• _Problem description_
Search the material below for the string "values" and list each line that holds it.

• _Data listing_

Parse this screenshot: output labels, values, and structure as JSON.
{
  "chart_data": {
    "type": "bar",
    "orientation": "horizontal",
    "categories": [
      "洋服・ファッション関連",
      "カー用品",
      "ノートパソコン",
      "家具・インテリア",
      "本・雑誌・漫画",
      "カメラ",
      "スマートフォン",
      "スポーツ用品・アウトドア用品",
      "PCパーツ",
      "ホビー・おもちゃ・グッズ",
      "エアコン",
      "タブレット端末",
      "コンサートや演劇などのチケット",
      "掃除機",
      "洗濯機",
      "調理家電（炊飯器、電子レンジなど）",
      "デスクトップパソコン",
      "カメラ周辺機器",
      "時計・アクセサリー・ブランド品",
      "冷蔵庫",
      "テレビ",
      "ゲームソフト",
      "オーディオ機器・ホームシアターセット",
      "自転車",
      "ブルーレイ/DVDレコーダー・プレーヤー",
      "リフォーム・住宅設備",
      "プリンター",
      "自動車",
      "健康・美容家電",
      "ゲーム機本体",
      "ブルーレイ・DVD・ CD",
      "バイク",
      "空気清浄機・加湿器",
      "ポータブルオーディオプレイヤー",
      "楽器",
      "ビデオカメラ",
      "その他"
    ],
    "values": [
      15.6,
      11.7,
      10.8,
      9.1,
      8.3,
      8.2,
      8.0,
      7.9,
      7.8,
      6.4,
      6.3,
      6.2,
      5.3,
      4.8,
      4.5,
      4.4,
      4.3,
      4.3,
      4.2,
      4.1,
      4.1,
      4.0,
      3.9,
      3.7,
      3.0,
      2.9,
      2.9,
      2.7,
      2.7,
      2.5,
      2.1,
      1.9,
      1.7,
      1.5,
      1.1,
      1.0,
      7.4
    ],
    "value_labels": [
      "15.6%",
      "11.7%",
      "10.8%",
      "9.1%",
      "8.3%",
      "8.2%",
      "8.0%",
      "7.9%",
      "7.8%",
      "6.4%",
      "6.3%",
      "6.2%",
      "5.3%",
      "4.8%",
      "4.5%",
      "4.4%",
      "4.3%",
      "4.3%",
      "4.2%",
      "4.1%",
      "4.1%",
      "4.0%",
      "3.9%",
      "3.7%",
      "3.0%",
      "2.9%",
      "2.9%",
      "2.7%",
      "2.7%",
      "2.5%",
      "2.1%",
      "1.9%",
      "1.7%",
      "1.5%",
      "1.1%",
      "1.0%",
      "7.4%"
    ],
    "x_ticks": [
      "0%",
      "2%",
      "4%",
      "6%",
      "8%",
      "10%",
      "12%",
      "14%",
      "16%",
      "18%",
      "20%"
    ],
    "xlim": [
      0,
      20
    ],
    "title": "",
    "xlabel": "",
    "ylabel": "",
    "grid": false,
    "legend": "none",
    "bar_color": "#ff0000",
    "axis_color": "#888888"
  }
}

• _Full response_
Parse this screenshot: output labels, values, and structure as JSON.
    "values": [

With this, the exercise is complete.